--- PROVIDED DATA ---

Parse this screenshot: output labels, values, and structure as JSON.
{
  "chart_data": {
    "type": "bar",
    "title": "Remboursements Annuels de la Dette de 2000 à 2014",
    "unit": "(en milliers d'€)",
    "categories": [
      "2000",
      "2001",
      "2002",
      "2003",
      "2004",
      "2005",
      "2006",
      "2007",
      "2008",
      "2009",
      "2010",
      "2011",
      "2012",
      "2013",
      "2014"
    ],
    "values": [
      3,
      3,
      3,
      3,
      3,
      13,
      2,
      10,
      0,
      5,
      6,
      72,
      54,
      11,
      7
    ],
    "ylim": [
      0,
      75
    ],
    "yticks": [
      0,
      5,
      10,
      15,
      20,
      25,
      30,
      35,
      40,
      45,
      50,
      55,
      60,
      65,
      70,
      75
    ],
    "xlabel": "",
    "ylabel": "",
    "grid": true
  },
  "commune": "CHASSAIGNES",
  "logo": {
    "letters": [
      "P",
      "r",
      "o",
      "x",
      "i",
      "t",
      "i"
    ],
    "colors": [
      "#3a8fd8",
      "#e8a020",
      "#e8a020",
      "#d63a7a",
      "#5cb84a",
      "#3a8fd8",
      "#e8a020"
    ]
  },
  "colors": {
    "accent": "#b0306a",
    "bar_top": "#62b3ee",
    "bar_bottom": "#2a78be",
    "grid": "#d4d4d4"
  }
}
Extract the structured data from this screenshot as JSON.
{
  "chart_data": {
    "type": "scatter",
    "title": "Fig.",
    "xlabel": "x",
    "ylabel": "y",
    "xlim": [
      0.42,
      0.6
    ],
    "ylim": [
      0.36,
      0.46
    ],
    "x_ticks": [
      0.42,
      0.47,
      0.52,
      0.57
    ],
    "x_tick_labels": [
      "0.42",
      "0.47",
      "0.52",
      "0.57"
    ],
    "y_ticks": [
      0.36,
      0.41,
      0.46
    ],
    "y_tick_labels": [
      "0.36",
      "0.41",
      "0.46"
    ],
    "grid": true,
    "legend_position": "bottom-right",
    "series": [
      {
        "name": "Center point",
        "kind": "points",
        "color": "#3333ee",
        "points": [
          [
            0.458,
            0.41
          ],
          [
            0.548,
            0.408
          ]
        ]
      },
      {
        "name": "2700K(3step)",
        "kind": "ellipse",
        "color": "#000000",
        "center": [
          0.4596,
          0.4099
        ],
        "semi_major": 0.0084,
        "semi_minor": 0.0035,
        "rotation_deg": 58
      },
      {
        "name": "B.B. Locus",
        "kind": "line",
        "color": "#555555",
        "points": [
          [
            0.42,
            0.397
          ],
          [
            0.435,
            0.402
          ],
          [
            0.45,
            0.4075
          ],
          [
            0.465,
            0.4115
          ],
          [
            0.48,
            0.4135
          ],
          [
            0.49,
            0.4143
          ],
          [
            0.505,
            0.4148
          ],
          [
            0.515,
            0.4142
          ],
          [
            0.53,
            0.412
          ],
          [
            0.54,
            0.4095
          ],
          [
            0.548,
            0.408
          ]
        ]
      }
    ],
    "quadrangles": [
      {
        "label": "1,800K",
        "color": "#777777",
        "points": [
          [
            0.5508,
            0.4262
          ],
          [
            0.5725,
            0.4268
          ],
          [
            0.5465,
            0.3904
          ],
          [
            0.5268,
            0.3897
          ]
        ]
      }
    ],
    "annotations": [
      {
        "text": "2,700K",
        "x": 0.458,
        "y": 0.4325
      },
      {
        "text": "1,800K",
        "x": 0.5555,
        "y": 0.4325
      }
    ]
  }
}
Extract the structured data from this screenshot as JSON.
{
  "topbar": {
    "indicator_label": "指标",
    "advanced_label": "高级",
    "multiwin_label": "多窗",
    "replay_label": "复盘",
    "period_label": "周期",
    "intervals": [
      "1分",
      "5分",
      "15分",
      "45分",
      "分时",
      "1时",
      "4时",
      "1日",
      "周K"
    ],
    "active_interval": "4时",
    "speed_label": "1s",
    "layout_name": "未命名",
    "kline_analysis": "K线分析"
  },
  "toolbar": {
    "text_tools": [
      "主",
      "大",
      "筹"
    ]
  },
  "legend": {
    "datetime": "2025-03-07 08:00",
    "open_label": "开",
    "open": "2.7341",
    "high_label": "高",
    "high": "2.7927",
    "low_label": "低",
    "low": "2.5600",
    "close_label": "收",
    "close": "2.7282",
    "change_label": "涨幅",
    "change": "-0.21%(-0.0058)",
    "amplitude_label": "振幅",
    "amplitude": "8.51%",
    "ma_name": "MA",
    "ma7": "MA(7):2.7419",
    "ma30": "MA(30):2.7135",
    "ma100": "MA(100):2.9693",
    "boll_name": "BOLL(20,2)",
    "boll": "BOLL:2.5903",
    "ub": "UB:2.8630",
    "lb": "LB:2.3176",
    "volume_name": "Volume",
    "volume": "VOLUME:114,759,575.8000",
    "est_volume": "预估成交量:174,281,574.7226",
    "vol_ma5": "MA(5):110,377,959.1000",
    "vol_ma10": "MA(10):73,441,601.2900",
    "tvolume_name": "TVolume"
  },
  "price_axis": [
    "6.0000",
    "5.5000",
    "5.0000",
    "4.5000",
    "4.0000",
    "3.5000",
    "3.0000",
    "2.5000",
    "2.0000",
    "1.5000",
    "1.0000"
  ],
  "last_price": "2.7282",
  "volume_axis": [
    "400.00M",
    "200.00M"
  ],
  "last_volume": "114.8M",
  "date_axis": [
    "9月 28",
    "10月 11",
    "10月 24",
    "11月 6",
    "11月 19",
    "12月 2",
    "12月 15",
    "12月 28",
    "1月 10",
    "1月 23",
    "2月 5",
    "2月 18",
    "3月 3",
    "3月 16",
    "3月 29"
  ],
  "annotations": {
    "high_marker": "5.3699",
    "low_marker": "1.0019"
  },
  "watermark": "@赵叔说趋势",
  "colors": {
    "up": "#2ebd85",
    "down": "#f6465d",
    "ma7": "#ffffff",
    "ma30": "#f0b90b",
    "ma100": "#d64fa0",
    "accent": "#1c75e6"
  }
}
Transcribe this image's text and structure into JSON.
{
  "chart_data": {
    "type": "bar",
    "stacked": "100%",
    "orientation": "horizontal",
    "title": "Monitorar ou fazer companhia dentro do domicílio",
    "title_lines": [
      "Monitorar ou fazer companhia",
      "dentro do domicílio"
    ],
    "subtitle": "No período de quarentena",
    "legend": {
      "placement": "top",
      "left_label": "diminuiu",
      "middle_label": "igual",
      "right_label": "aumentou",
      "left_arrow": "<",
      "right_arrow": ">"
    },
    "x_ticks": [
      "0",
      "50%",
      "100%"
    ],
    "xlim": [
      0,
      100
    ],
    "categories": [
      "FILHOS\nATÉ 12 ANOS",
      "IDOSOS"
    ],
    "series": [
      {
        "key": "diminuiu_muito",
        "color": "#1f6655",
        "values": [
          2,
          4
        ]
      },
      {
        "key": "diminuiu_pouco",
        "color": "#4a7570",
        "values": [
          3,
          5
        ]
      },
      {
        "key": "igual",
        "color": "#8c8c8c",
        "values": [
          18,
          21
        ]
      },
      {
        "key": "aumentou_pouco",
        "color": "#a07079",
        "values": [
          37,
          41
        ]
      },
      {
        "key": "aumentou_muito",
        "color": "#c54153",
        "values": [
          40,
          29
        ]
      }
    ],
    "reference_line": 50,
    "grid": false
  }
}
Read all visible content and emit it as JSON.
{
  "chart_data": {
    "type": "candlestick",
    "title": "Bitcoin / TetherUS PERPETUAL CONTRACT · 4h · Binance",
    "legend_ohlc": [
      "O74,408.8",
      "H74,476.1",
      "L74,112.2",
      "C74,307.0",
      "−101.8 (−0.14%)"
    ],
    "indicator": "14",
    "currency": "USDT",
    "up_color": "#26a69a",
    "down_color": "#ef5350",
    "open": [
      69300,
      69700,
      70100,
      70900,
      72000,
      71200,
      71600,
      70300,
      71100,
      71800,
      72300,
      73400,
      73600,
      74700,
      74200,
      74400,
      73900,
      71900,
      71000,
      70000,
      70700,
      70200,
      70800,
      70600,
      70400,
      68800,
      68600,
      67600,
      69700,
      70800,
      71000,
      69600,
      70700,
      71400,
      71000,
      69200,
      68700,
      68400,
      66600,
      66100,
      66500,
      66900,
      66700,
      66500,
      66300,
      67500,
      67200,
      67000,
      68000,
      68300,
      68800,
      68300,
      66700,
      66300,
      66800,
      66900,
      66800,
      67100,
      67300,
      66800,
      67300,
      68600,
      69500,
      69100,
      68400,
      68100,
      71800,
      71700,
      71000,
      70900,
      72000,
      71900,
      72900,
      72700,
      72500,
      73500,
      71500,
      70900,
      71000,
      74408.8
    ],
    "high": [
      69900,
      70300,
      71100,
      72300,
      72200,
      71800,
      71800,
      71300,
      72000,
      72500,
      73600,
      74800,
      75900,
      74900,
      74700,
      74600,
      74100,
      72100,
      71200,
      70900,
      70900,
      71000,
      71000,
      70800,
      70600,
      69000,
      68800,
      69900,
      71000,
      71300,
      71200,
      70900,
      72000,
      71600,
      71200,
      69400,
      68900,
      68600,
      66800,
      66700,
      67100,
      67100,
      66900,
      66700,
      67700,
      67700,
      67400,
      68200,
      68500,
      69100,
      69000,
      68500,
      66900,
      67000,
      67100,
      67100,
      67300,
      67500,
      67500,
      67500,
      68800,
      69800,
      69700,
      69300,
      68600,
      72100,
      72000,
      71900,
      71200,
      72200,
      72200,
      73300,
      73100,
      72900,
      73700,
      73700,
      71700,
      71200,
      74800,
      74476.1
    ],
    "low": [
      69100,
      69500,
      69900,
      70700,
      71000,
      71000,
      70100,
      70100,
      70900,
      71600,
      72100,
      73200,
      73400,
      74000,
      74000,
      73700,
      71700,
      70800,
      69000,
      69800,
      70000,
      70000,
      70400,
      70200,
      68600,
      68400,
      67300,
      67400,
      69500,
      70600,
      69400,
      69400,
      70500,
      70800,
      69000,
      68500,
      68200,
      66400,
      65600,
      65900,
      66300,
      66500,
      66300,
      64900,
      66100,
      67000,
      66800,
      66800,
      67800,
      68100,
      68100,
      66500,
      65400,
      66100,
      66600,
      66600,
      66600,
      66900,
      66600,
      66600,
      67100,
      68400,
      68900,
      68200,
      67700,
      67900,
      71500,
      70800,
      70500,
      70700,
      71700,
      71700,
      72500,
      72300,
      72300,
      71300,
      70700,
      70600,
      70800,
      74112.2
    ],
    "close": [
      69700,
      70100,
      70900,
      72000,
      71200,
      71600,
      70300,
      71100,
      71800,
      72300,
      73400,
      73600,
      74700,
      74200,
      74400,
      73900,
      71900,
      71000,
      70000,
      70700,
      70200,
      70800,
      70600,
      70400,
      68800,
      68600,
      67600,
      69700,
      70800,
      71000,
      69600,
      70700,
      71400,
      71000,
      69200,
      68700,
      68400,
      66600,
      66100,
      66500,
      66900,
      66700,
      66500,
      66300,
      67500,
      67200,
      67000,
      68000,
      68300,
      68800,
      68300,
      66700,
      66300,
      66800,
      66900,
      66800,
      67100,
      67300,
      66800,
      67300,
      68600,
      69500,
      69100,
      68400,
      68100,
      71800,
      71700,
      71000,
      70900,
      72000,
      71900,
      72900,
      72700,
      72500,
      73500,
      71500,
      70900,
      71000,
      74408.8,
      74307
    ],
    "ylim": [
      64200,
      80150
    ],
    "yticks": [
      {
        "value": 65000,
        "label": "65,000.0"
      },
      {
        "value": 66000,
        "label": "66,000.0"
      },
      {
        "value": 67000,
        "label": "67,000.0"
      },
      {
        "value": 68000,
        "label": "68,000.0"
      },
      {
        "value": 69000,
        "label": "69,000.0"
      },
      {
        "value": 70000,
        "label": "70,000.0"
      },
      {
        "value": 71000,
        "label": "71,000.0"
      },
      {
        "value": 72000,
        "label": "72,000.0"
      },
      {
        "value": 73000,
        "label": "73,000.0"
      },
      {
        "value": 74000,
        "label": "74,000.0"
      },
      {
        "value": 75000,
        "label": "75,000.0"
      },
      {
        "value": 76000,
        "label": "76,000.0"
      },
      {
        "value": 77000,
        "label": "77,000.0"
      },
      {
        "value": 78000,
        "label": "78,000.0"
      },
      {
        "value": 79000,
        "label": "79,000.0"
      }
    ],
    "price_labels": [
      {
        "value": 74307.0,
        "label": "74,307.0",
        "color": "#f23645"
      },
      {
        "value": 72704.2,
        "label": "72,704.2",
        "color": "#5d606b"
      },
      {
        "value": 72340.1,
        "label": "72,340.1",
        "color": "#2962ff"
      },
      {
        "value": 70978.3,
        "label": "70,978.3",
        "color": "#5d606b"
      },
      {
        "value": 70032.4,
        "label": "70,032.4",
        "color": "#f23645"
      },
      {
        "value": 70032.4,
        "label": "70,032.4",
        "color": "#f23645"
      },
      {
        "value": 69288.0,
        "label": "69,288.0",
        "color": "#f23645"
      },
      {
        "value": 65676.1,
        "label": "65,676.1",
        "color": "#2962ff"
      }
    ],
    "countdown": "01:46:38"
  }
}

---

WHAT NEEDS TO BE DONE = Copy every line of the data that holds the string "dentro".

EXPECTED OUTPUT =
    "title": "Monitorar ou fazer companhia dentro do domicílio",
      "dentro do domicílio"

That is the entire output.